◆ Direction
Format everything from the line containing "x-axis-label-bias: Calendar Date" down to the line containing "x-tick-label: 200214 bbox=[121, 267, 192, 287]" as a Markdown table, leaving out blank lines. Use the columns Number and Record line, with Number giving each row's position.

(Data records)

start

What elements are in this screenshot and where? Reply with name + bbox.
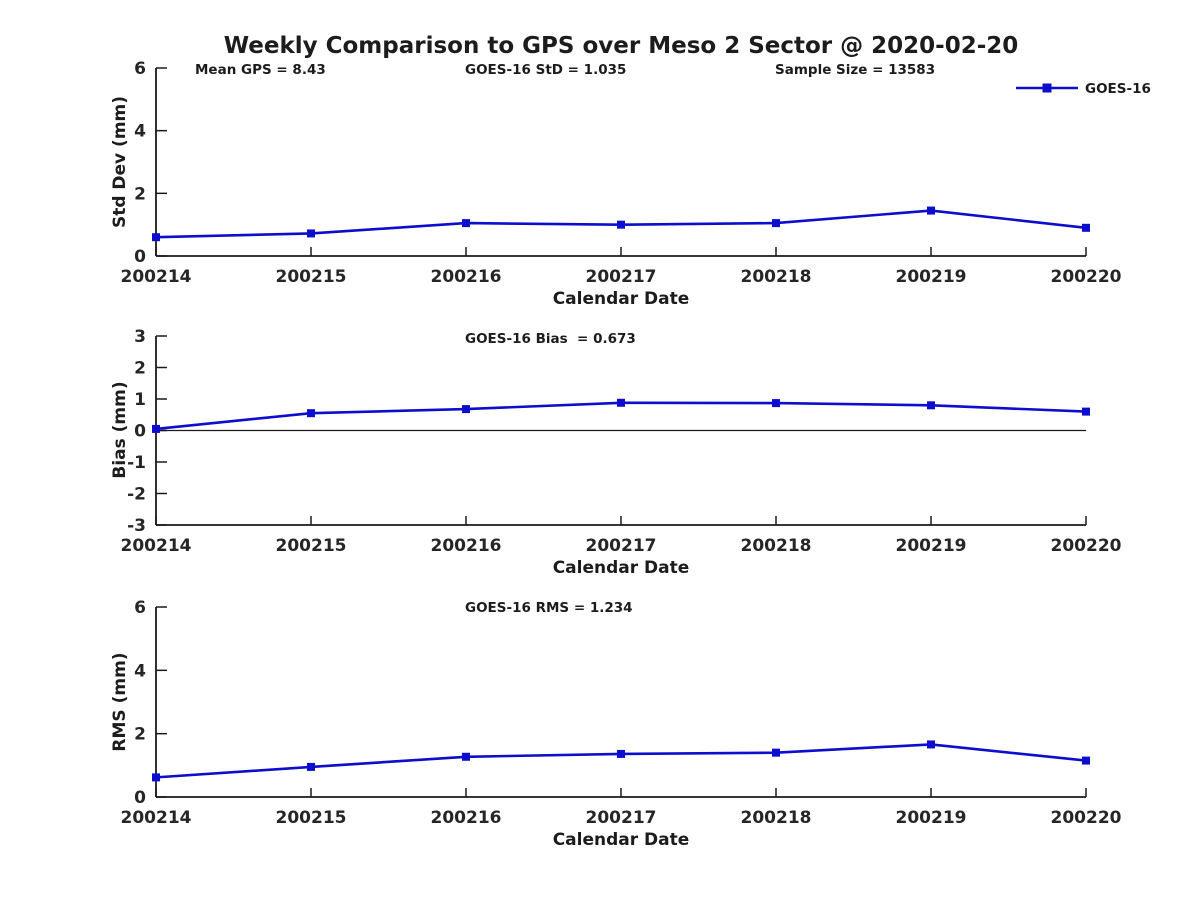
x-axis-label-bias: Calendar Date bbox=[553, 558, 690, 578]
data-point-marker bbox=[462, 405, 470, 414]
x-tick-label: 200216 bbox=[431, 536, 502, 556]
data-point-marker bbox=[927, 401, 935, 410]
x-tick-label: 200220 bbox=[1051, 536, 1122, 556]
x-tick-label: 200218 bbox=[741, 536, 812, 556]
legend: GOES-16 bbox=[1016, 81, 1151, 97]
data-point-marker bbox=[772, 399, 780, 408]
x-tick-label: 200217 bbox=[586, 267, 657, 287]
y-axis-label-rms: RMS (mm) bbox=[110, 652, 130, 751]
x-tick-label: 200219 bbox=[896, 536, 967, 556]
data-point-marker bbox=[1082, 756, 1090, 765]
y-tick-label: 2 bbox=[134, 359, 146, 379]
data-point-marker bbox=[152, 424, 160, 433]
subplot-rms: 0 2 4 6 200214 200215 200216 200217 200218 200219… bbox=[121, 598, 1122, 828]
series-line-goes-16 bbox=[155, 743, 1087, 779]
data-point-marker bbox=[617, 220, 625, 229]
y-tick-label: -1 bbox=[127, 453, 146, 473]
data-point-marker bbox=[462, 219, 470, 228]
data-point-marker bbox=[307, 229, 315, 238]
x-tick-label: 200215 bbox=[276, 808, 347, 828]
y-tick-label: 2 bbox=[134, 184, 146, 204]
x-tick-label: 200214 bbox=[121, 267, 192, 287]
data-point-marker bbox=[772, 219, 780, 228]
annotation-sample-size: Sample Size = 13583 bbox=[775, 62, 935, 78]
subplot-stddev: 0 2 4 6 200214 200215 200216 200217 200218 200219… bbox=[121, 59, 1122, 287]
y-axis-label-bias: Bias (mm) bbox=[110, 381, 130, 478]
data-point-marker bbox=[617, 749, 625, 758]
x-tick-label: 200217 bbox=[586, 536, 657, 556]
x-tick-label: 200219 bbox=[896, 808, 967, 828]
data-point-marker bbox=[307, 409, 315, 418]
annotation-goes16-bias: GOES-16 Bias = 0.673 bbox=[465, 331, 636, 347]
stat-annotations: Mean GPS = 8.43 GOES-16 StD = 1.035 Samp… bbox=[195, 62, 935, 78]
x-tick-label: 200214 bbox=[121, 536, 192, 556]
y-tick-label: 0 bbox=[134, 422, 146, 442]
legend-label: GOES-16 bbox=[1085, 81, 1151, 97]
annotation-goes16-std: GOES-16 StD = 1.035 bbox=[465, 62, 626, 78]
y-tick-label: 6 bbox=[134, 598, 146, 618]
y-tick-label: 0 bbox=[134, 788, 146, 808]
data-point-marker bbox=[152, 233, 160, 242]
y-tick-label: 2 bbox=[134, 725, 146, 745]
data-point-marker bbox=[307, 762, 315, 771]
data-point-marker bbox=[1082, 407, 1090, 416]
x-tick-label: 200218 bbox=[741, 808, 812, 828]
y-tick-label: -3 bbox=[127, 516, 146, 536]
y-axis-label-stddev: Std Dev (mm) bbox=[110, 96, 130, 228]
x-tick-label: 200214 bbox=[121, 808, 192, 828]
annotation-mean-gps: Mean GPS = 8.43 bbox=[195, 62, 326, 78]
x-tick-label: 200219 bbox=[896, 267, 967, 287]
x-tick-label: 200220 bbox=[1051, 808, 1122, 828]
annotation-goes16-rms: GOES-16 RMS = 1.234 bbox=[465, 600, 633, 616]
x-tick-label: 200216 bbox=[431, 808, 502, 828]
x-tick-label: 200216 bbox=[431, 267, 502, 287]
y-tick-label: 4 bbox=[134, 661, 146, 681]
y-tick-label: 1 bbox=[134, 390, 146, 410]
x-tick-label: 200215 bbox=[276, 267, 347, 287]
data-point-marker bbox=[772, 748, 780, 757]
data-point-marker bbox=[1082, 223, 1090, 232]
y-tick-label: 0 bbox=[134, 247, 146, 267]
figure-title: Weekly Comparison to GPS over Meso 2 Sec… bbox=[224, 33, 1019, 59]
data-point-marker bbox=[152, 773, 160, 782]
x-tick-label: 200217 bbox=[586, 808, 657, 828]
x-axis-label-rms: Calendar Date bbox=[553, 830, 690, 850]
x-tick-label: 200218 bbox=[741, 267, 812, 287]
legend-square-marker-icon bbox=[1042, 83, 1052, 93]
data-point-marker bbox=[927, 740, 935, 749]
y-tick-label: 6 bbox=[134, 59, 146, 79]
data-point-marker bbox=[927, 206, 935, 215]
y-tick-label: -2 bbox=[127, 485, 146, 505]
data-point-marker bbox=[462, 752, 470, 761]
subplot-bias: -3 -2 -1 0 1 2 3 200214 200215 200216 200217 200218… bbox=[121, 327, 1122, 556]
y-tick-label: 4 bbox=[134, 122, 146, 142]
x-axis-label-stddev: Calendar Date bbox=[553, 289, 690, 309]
y-tick-label: 3 bbox=[134, 327, 146, 347]
x-tick-label: 200215 bbox=[276, 536, 347, 556]
data-point-marker bbox=[617, 398, 625, 407]
x-tick-label: 200220 bbox=[1051, 267, 1122, 287]
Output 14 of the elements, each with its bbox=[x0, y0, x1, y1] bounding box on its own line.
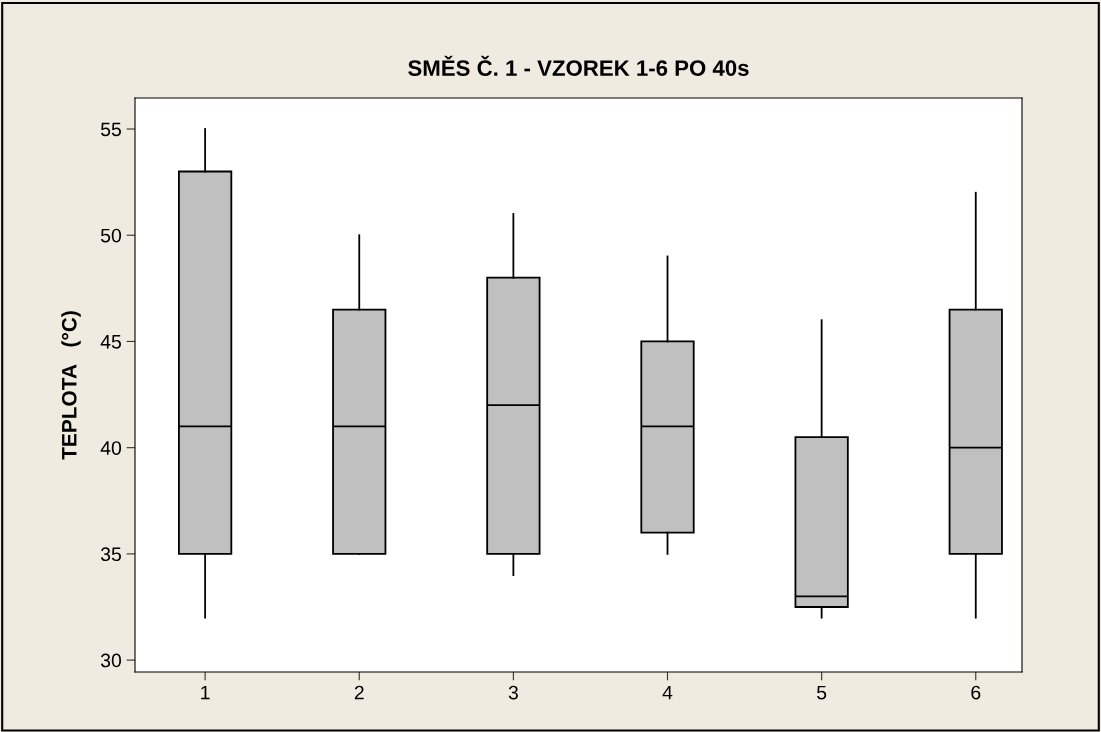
y-tick-label: 45 bbox=[100, 335, 121, 349]
x-tick-label: 5 bbox=[817, 685, 827, 700]
x-tick-label: 6 bbox=[971, 685, 981, 700]
x-tick-label: 1 bbox=[201, 685, 210, 700]
y-axis-title: TEPLOTA (°C) bbox=[61, 311, 81, 460]
chart-title: SMĚS Č. 1 - VZOREK 1-6 PO 40s bbox=[408, 55, 749, 76]
y-tick-label: 50 bbox=[100, 228, 122, 243]
x-tick-label: 2 bbox=[354, 685, 364, 700]
x-tick-label: 4 bbox=[662, 685, 673, 700]
x-tick-label: 3 bbox=[508, 685, 518, 700]
y-tick-label: 40 bbox=[100, 441, 122, 455]
y-tick-label: 55 bbox=[100, 122, 121, 137]
y-tick-label: 35 bbox=[100, 547, 121, 562]
y-tick-label: 30 bbox=[100, 653, 122, 668]
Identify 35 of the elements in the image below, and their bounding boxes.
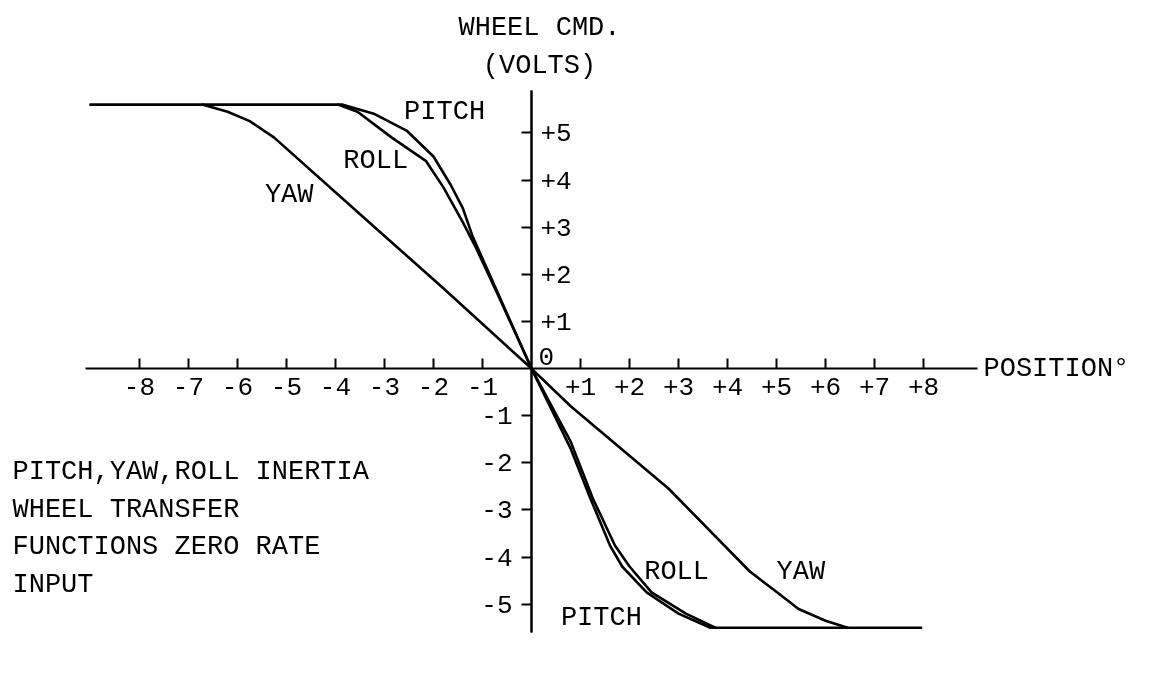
- series-label: ROLL: [644, 556, 710, 587]
- y2-tick-label: +2: [540, 260, 572, 291]
- x-axis-title: POSITION°: [983, 353, 1130, 384]
- x-tick-label: +1: [564, 372, 597, 403]
- annotation: PITCH,YAW,ROLL INERTIA WHEEL TRANSFER FUNCTIONS ZERO RATE INPUT: [12, 457, 370, 600]
- y2-tick-label: +1: [540, 307, 572, 338]
- x-tick-label: -5: [270, 372, 303, 403]
- series-label: PITCH: [404, 96, 486, 127]
- y2-tick-label: +3: [540, 213, 572, 244]
- y-tick-label: -4: [481, 543, 513, 574]
- y-tick-label: -3: [481, 496, 513, 527]
- x-tick-label: +3: [662, 372, 695, 403]
- text: YAW: [264, 179, 314, 210]
- y-tick-label: -5: [481, 590, 513, 621]
- x-tick-label: -3: [368, 372, 401, 403]
- y2-axis-title: WHEEL CMD. (VOLTS): [458, 13, 621, 81]
- x-tick-label: -8: [123, 372, 156, 403]
- x-tick-label: +7: [858, 372, 891, 403]
- x-tick-label: +4: [711, 372, 744, 403]
- x-tick-label: -2: [417, 372, 450, 403]
- x-tick-label: -4: [319, 372, 352, 403]
- x-tick-label: +6: [809, 372, 842, 403]
- y2-tick-label: 0: [538, 342, 555, 373]
- x-tick-label: -6: [221, 372, 254, 403]
- y-tick-label: -1: [481, 402, 513, 433]
- y2-tick-label: +4: [540, 166, 572, 197]
- y-tick-label: -2: [481, 449, 513, 480]
- x-tick-label: +8: [907, 372, 940, 403]
- x-tick-label: -7: [172, 372, 205, 403]
- text: PITCH: [560, 602, 642, 633]
- y2-tick-label: +5: [540, 119, 572, 150]
- x-tick-label: +5: [760, 372, 793, 403]
- text: ROLL: [343, 145, 409, 176]
- x-tick-label: +2: [613, 372, 646, 403]
- series-label: YAW: [776, 556, 826, 587]
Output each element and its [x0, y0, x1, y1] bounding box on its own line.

end

◆ Answer for this exercise
| Number | Record line |
|---|---|
| 1 | x-axis-label-bias: Calendar Date bbox=[553, 558, 690, 578] |
| 2 | data-point-marker bbox=[462, 405, 470, 414] |
| 3 | x-tick-label: 200216 bbox=[431, 536, 502, 556] |
| 4 | data-point-marker bbox=[927, 401, 935, 410] |
| 5 | x-tick-label: 200220 bbox=[1051, 536, 1122, 556] |
| 6 | x-tick-label: 200218 bbox=[741, 536, 812, 556] |
| 7 | legend: GOES-16 bbox=[1016, 81, 1151, 97] |
| 8 | data-point-marker bbox=[772, 399, 780, 408] |
| 9 | x-tick-label: 200217 bbox=[586, 267, 657, 287] |
| 10 | y-axis-label-rms: RMS (mm) bbox=[110, 652, 130, 751] |
| 11 | x-tick-label: 200219 bbox=[896, 536, 967, 556] |
| 12 | data-point-marker bbox=[1082, 756, 1090, 765] |
| 13 | y-tick-label: 2 bbox=[134, 359, 146, 379] |
| 14 | data-point-marker bbox=[152, 424, 160, 433] |
| 15 | subplot-rms: 0 2 4 6 200214 200215 200216 200217 200218 200219… bbox=[121, 598, 1122, 828] |
| 16 | series-line-goes-16 bbox=[155, 743, 1087, 779] |
| 17 | data-point-marker bbox=[617, 220, 625, 229] |
| 18 | y-tick-label: -1 bbox=[127, 453, 146, 473] |
| 19 | data-point-marker bbox=[462, 219, 470, 228] |
| 20 | data-point-marker bbox=[307, 229, 315, 238] |
| 21 | x-tick-label: 200215 bbox=[276, 808, 347, 828] |
| 22 | y-tick-label: 2 bbox=[134, 184, 146, 204] |
| 23 | x-tick-label: 200214 bbox=[121, 267, 192, 287] |